Set task.
Every line below that contains "pronom" is to be copied.

=== Stored data ===

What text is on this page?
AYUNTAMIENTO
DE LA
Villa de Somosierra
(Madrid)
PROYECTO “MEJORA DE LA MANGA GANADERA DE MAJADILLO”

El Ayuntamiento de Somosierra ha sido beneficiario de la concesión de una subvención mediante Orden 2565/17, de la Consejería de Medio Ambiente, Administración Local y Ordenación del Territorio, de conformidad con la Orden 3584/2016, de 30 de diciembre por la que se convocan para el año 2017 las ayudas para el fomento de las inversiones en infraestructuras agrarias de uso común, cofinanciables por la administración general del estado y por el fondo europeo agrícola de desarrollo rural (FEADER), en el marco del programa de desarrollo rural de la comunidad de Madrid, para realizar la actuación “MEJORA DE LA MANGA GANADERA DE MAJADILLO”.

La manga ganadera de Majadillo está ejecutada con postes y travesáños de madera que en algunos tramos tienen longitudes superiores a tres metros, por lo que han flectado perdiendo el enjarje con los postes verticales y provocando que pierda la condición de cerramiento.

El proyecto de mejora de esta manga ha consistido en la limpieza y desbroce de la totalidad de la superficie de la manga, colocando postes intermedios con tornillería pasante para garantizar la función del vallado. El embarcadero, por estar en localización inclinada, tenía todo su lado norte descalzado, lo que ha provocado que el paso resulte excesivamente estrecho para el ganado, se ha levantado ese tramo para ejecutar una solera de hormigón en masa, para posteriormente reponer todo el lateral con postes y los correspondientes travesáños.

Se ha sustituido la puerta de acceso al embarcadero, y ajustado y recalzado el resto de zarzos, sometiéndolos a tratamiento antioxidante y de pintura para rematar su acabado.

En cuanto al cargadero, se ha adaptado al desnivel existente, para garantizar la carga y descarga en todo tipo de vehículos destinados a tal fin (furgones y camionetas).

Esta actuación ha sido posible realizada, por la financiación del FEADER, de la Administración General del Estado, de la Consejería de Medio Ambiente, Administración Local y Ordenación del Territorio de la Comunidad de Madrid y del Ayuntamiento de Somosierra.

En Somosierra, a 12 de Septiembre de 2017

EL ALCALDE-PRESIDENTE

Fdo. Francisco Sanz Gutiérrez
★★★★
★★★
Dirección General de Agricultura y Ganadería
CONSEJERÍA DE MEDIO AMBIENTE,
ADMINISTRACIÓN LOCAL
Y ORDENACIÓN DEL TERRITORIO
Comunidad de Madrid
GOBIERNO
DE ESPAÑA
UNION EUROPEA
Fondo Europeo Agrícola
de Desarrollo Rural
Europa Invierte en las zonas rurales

===
=== Stored data ===

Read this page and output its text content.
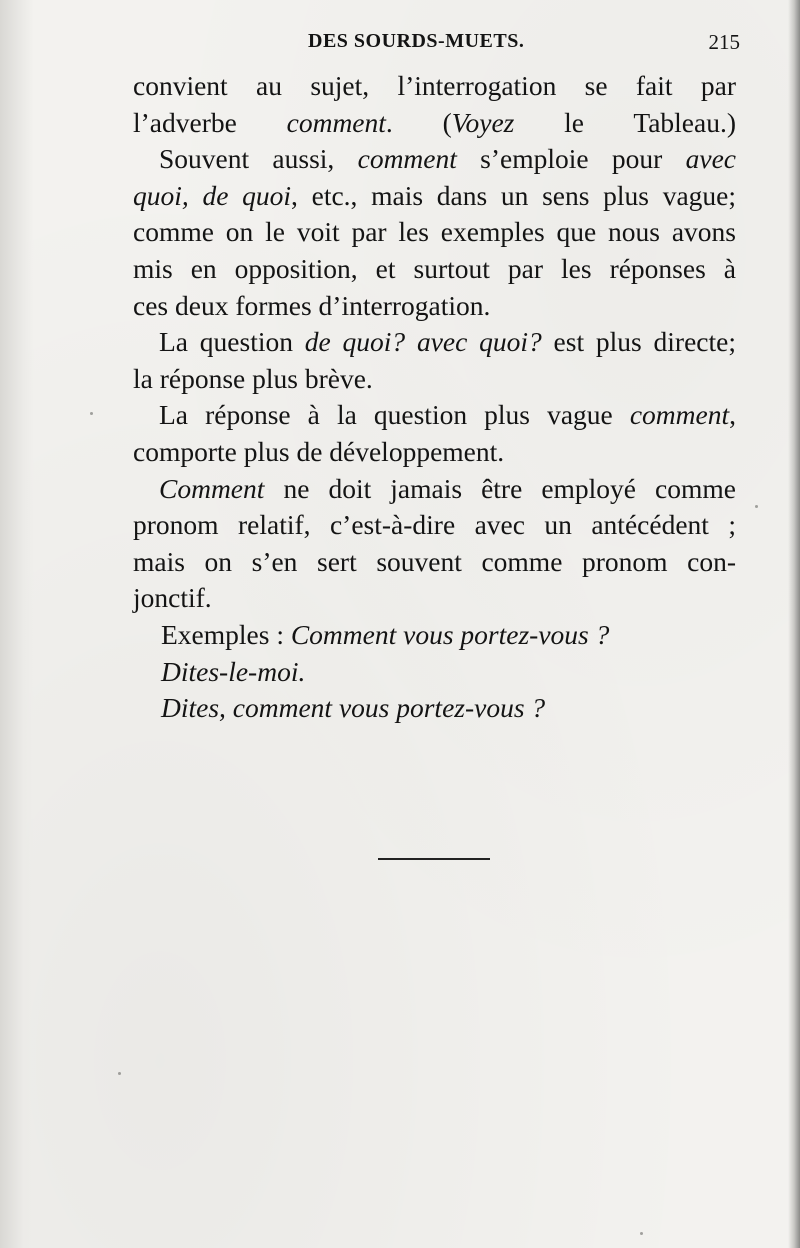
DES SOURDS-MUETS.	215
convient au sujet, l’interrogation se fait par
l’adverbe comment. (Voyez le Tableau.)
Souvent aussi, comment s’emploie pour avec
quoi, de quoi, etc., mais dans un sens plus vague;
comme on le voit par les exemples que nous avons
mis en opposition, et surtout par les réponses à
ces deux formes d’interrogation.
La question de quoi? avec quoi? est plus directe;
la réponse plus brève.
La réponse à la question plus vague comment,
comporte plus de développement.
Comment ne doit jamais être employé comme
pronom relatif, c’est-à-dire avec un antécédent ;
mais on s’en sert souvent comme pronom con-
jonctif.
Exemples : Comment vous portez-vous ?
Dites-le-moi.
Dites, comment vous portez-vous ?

===

Correct response.
pronom relatif, c’est-à-dire avec un antécédent ;
mais on s’en sert souvent comme pronom con-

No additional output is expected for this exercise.